— Written exercise —
Transcribe every entry below word for word, but skip the pictures.
++++
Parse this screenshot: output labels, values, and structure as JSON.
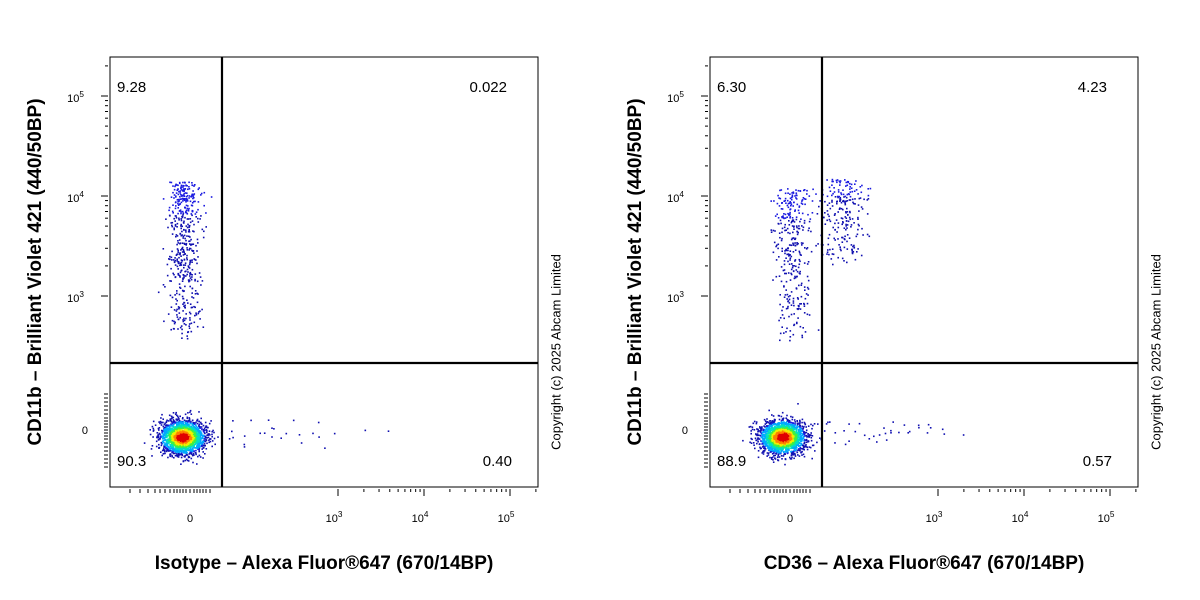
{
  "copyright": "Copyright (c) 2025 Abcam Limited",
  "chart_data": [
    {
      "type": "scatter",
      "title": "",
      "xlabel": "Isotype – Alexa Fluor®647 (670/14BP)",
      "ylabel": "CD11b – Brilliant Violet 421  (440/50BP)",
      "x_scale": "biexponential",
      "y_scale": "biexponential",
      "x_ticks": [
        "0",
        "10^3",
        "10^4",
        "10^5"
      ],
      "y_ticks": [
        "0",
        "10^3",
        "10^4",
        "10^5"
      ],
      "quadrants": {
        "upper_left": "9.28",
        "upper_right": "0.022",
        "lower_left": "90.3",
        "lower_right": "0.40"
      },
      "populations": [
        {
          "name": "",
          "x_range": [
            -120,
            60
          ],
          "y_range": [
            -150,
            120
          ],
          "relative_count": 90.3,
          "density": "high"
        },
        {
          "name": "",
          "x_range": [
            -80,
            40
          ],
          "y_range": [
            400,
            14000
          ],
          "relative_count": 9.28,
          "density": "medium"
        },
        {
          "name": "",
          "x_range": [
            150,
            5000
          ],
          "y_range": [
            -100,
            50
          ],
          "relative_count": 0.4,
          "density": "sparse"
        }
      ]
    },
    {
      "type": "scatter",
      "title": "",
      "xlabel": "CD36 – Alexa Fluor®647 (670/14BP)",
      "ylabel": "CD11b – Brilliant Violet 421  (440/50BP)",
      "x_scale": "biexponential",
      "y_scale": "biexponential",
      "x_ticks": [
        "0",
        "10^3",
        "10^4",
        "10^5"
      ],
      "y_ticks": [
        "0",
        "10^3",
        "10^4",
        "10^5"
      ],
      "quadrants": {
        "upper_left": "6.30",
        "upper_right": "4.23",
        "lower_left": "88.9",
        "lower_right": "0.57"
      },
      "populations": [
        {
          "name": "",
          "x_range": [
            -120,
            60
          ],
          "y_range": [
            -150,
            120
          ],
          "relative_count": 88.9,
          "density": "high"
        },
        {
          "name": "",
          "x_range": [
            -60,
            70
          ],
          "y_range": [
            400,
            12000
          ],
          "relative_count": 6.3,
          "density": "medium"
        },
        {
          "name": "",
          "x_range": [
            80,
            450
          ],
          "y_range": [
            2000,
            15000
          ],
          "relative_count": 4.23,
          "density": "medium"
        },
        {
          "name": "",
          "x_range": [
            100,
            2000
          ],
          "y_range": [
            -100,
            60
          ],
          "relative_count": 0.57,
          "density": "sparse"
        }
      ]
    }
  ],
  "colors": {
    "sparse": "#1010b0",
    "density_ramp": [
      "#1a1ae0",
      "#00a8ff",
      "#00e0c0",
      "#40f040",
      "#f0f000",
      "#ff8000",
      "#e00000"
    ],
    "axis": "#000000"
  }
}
++++
— Complete output —
Parse this screenshot: output labels, values, and structure as JSON.
{
  "copyright": "Copyright (c) 2025 Abcam Limited",
  "chart_data": [
    {
      "type": "scatter",
      "title": "",
      "xlabel": "Isotype – Alexa Fluor®647 (670/14BP)",
      "ylabel": "CD11b – Brilliant Violet 421  (440/50BP)",
      "x_scale": "biexponential",
      "y_scale": "biexponential",
      "x_ticks": [
        "0",
        "10^3",
        "10^4",
        "10^5"
      ],
      "y_ticks": [
        "0",
        "10^3",
        "10^4",
        "10^5"
      ],
      "quadrants": {
        "upper_left": "9.28",
        "upper_right": "0.022",
        "lower_left": "90.3",
        "lower_right": "0.40"
      },
      "populations": [
        {
          "name": "",
          "x_range": [
            -120,
            60
          ],
          "y_range": [
            -150,
            120
          ],
          "relative_count": 90.3,
          "density": "high"
        },
        {
          "name": "",
          "x_range": [
            -80,
            40
          ],
          "y_range": [
            400,
            14000
          ],
          "relative_count": 9.28,
          "density": "medium"
        },
        {
          "name": "",
          "x_range": [
            150,
            5000
          ],
          "y_range": [
            -100,
            50
          ],
          "relative_count": 0.4,
          "density": "sparse"
        }
      ]
    },
    {
      "type": "scatter",
      "title": "",
      "xlabel": "CD36 – Alexa Fluor®647 (670/14BP)",
      "ylabel": "CD11b – Brilliant Violet 421  (440/50BP)",
      "x_scale": "biexponential",
      "y_scale": "biexponential",
      "x_ticks": [
        "0",
        "10^3",
        "10^4",
        "10^5"
      ],
      "y_ticks": [
        "0",
        "10^3",
        "10^4",
        "10^5"
      ],
      "quadrants": {
        "upper_left": "6.30",
        "upper_right": "4.23",
        "lower_left": "88.9",
        "lower_right": "0.57"
      },
      "populations": [
        {
          "name": "",
          "x_range": [
            -120,
            60
          ],
          "y_range": [
            -150,
            120
          ],
          "relative_count": 88.9,
          "density": "high"
        },
        {
          "name": "",
          "x_range": [
            -60,
            70
          ],
          "y_range": [
            400,
            12000
          ],
          "relative_count": 6.3,
          "density": "medium"
        },
        {
          "name": "",
          "x_range": [
            80,
            450
          ],
          "y_range": [
            2000,
            15000
          ],
          "relative_count": 4.23,
          "density": "medium"
        },
        {
          "name": "",
          "x_range": [
            100,
            2000
          ],
          "y_range": [
            -100,
            60
          ],
          "relative_count": 0.57,
          "density": "sparse"
        }
      ]
    }
  ],
  "colors": {
    "sparse": "#1010b0",
    "density_ramp": [
      "#1a1ae0",
      "#00a8ff",
      "#00e0c0",
      "#40f040",
      "#f0f000",
      "#ff8000",
      "#e00000"
    ],
    "axis": "#000000"
  }
}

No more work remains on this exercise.